▶ _Exercise details_: Check each line below for the word "Bottle", and copy those that have it.

*** Supplied records ***

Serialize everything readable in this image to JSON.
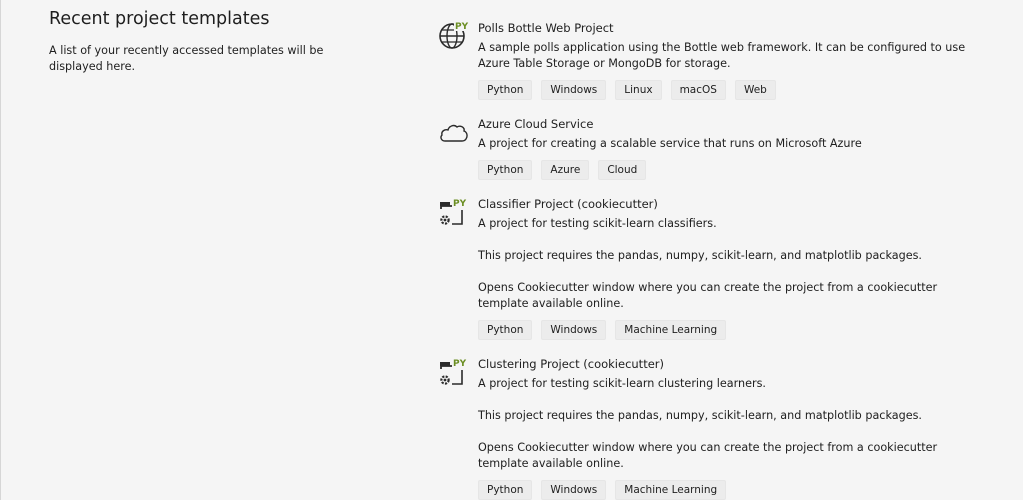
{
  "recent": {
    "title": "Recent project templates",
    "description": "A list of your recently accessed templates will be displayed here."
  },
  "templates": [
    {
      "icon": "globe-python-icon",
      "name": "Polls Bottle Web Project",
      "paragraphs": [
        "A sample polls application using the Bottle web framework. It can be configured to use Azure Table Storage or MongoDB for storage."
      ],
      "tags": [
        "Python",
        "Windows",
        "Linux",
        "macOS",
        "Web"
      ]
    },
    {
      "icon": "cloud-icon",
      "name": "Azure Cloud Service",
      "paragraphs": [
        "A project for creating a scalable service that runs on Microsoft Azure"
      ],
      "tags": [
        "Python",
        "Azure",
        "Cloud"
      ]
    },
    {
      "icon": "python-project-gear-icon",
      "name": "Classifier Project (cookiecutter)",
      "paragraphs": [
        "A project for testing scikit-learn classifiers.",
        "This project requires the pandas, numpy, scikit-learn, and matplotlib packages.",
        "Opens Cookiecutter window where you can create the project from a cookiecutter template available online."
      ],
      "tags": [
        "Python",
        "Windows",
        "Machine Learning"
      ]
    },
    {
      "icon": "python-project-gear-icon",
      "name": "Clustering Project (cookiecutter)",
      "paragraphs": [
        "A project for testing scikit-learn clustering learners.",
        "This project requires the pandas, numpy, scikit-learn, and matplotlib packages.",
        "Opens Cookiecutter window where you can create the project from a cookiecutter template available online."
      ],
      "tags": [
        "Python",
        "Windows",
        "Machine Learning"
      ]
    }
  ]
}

***
*** Supplied records ***

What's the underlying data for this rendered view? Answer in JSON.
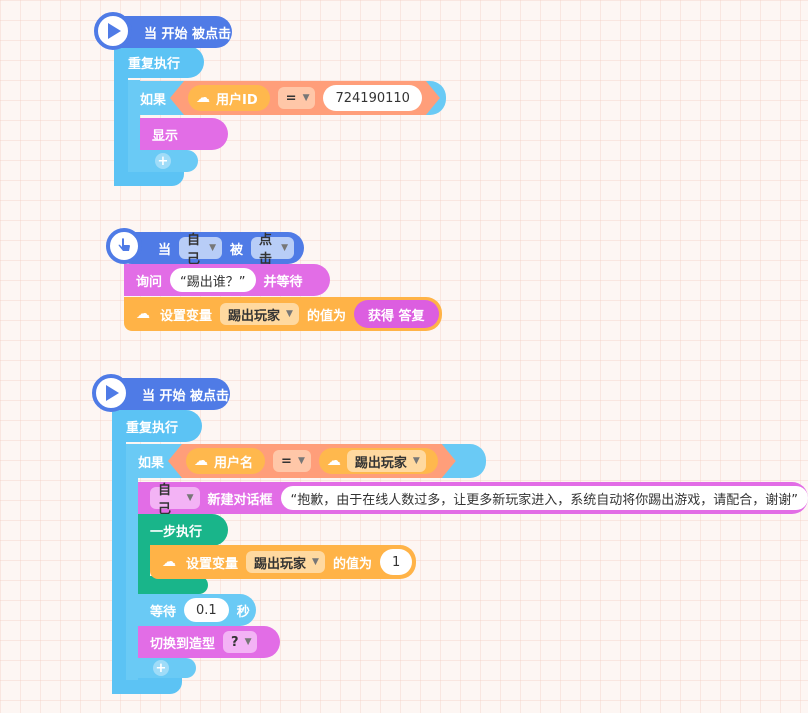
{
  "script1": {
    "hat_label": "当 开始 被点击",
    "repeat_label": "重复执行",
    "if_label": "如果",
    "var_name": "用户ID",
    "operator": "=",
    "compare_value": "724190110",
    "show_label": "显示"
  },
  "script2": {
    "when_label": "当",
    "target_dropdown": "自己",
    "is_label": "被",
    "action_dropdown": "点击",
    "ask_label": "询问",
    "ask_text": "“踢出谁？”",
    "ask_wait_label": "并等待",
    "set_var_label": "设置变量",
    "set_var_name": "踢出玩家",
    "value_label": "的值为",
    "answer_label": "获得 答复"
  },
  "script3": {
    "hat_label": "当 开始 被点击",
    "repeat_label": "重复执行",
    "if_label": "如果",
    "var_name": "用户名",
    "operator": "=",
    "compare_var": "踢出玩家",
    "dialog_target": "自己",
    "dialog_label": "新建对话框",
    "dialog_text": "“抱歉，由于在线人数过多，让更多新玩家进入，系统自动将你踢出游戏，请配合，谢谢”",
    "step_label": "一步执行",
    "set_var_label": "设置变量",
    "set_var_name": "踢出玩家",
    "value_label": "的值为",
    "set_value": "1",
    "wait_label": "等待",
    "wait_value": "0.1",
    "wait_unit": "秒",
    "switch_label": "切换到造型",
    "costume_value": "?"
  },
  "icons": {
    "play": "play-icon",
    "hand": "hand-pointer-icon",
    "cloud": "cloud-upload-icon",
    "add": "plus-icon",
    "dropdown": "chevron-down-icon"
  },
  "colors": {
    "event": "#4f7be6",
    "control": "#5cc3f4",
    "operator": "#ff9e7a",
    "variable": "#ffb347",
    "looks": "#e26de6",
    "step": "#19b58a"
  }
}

***
*** Supplied records ***

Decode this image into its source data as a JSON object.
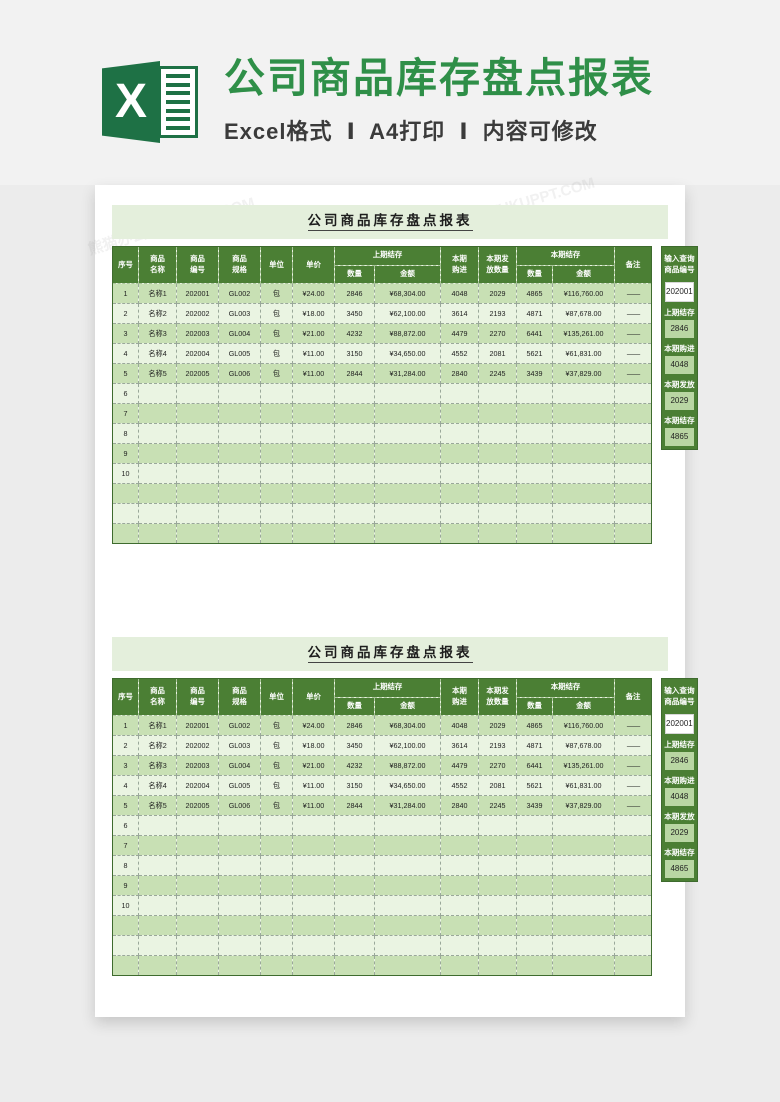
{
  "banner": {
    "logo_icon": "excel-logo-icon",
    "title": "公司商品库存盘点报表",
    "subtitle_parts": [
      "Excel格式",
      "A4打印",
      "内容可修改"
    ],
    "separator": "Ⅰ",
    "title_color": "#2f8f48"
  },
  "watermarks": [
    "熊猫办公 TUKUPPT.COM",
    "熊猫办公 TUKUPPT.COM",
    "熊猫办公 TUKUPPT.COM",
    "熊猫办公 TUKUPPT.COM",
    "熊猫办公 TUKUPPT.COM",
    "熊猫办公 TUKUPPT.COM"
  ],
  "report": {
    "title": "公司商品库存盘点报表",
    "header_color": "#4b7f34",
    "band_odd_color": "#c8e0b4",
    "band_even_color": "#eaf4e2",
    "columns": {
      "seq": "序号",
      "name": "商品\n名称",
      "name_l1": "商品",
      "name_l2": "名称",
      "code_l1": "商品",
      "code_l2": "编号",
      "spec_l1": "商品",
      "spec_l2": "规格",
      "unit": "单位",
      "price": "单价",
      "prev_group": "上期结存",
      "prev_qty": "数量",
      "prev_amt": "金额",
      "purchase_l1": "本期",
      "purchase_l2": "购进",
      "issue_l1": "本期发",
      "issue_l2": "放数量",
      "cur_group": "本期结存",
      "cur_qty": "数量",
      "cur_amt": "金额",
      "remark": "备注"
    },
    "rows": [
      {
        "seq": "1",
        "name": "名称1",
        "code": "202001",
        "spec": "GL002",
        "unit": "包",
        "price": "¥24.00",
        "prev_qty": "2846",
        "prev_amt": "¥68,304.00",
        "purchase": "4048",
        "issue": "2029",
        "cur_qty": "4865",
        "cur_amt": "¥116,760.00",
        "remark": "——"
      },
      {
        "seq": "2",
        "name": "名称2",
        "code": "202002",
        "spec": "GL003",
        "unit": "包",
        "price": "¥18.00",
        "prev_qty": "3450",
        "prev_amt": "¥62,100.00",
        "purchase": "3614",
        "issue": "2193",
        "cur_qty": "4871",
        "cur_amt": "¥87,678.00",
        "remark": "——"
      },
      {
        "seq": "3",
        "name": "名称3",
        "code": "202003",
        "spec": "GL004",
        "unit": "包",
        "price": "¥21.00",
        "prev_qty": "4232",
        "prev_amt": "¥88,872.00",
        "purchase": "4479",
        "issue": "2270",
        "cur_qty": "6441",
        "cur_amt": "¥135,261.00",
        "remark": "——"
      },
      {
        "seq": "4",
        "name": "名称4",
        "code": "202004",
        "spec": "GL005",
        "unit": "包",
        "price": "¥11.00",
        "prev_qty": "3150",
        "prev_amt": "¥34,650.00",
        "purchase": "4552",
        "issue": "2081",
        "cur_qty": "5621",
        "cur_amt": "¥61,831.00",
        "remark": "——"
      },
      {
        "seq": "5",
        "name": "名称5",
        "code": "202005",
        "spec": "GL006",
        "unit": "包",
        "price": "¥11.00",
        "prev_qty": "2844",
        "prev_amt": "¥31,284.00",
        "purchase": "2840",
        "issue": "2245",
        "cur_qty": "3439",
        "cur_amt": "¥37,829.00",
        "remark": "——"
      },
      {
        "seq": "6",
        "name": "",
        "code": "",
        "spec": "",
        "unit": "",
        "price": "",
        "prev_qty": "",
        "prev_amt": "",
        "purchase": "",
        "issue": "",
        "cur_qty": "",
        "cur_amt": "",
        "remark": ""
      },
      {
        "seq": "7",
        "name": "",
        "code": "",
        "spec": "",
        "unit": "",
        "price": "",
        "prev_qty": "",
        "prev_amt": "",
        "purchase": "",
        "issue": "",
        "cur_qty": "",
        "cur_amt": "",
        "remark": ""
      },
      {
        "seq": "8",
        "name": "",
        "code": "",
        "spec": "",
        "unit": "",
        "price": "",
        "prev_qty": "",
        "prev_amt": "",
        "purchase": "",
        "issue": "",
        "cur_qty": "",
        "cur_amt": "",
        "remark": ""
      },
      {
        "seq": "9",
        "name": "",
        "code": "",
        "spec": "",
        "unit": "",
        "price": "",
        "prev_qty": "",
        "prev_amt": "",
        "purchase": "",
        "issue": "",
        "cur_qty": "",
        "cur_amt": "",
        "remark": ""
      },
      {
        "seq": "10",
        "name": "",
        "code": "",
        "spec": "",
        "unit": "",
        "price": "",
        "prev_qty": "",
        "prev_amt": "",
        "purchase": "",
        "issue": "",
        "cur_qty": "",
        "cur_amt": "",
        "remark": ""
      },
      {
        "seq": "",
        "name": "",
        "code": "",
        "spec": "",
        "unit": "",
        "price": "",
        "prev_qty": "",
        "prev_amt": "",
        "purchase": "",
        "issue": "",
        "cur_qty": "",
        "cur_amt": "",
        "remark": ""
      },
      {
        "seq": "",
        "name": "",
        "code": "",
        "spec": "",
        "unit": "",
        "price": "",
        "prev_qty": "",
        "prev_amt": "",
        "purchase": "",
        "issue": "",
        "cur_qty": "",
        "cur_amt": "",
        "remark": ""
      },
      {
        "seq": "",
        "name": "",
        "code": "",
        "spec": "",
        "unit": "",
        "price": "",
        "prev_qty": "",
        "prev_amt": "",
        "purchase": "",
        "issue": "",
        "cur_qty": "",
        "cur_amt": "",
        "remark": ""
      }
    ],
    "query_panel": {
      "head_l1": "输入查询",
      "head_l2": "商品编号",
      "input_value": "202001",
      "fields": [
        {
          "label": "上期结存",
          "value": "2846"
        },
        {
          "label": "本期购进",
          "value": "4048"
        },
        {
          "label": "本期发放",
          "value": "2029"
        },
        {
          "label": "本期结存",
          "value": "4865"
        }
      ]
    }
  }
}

***

▶ _Answer to the exercise_:
      "name": "Polls Bottle Web Project",
        "A sample polls application using the Bottle web framework. It can be configured to use Azure Table Storage or MongoDB for storage."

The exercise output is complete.